Records from a dataset
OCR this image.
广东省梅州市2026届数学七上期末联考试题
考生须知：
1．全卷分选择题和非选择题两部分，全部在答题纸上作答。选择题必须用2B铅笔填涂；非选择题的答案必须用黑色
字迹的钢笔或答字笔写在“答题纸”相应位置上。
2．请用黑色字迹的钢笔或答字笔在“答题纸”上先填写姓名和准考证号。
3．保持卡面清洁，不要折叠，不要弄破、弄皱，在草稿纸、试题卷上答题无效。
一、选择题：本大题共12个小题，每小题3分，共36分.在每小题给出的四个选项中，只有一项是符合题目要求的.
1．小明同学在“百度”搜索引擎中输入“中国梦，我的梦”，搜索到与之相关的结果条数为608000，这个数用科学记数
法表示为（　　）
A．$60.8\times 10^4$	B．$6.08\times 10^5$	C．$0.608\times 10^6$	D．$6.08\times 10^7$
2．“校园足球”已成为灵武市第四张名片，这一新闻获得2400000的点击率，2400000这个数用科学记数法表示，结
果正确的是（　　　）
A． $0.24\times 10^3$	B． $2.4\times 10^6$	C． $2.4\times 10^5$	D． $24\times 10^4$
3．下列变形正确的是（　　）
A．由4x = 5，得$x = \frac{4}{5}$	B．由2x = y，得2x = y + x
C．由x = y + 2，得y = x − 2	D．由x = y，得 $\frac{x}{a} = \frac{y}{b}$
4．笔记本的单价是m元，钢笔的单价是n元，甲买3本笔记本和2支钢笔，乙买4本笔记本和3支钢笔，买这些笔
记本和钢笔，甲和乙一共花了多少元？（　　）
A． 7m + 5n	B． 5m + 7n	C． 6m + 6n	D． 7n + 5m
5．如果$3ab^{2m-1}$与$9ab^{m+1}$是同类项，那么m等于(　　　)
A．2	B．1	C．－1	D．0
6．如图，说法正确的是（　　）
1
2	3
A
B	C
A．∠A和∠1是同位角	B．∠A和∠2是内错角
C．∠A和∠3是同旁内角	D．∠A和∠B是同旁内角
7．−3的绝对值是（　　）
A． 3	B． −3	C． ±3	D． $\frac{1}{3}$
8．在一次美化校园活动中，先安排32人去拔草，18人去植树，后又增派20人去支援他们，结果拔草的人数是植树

• Work to be completed:
Type out the material again exactly as presented.

• Result:
OCR this image.
广东省梅州市2026届数学七上期末联考试题
考生须知：
1．全卷分选择题和非选择题两部分，全部在答题纸上作答。选择题必须用2B铅笔填涂；非选择题的答案必须用黑色
字迹的钢笔或答字笔写在“答题纸”相应位置上。
2．请用黑色字迹的钢笔或答字笔在“答题纸”上先填写姓名和准考证号。
3．保持卡面清洁，不要折叠，不要弄破、弄皱，在草稿纸、试题卷上答题无效。
一、选择题：本大题共12个小题，每小题3分，共36分.在每小题给出的四个选项中，只有一项是符合题目要求的.
1．小明同学在“百度”搜索引擎中输入“中国梦，我的梦”，搜索到与之相关的结果条数为608000，这个数用科学记数
法表示为（　　）
A．$60.8\times 10^4$	B．$6.08\times 10^5$	C．$0.608\times 10^6$	D．$6.08\times 10^7$
2．“校园足球”已成为灵武市第四张名片，这一新闻获得2400000的点击率，2400000这个数用科学记数法表示，结
果正确的是（　　　）
A． $0.24\times 10^3$	B． $2.4\times 10^6$	C． $2.4\times 10^5$	D． $24\times 10^4$
3．下列变形正确的是（　　）
A．由4x = 5，得$x = \frac{4}{5}$	B．由2x = y，得2x = y + x
C．由x = y + 2，得y = x − 2	D．由x = y，得 $\frac{x}{a} = \frac{y}{b}$
4．笔记本的单价是m元，钢笔的单价是n元，甲买3本笔记本和2支钢笔，乙买4本笔记本和3支钢笔，买这些笔
记本和钢笔，甲和乙一共花了多少元？（　　）
A． 7m + 5n	B． 5m + 7n	C． 6m + 6n	D． 7n + 5m
5．如果$3ab^{2m-1}$与$9ab^{m+1}$是同类项，那么m等于(　　　)
A．2	B．1	C．－1	D．0
6．如图，说法正确的是（　　）
1
2	3
A
B	C
A．∠A和∠1是同位角	B．∠A和∠2是内错角
C．∠A和∠3是同旁内角	D．∠A和∠B是同旁内角
7．−3的绝对值是（　　）
A． 3	B． −3	C． ±3	D． $\frac{1}{3}$
8．在一次美化校园活动中，先安排32人去拔草，18人去植树，后又增派20人去支援他们，结果拔草的人数是植树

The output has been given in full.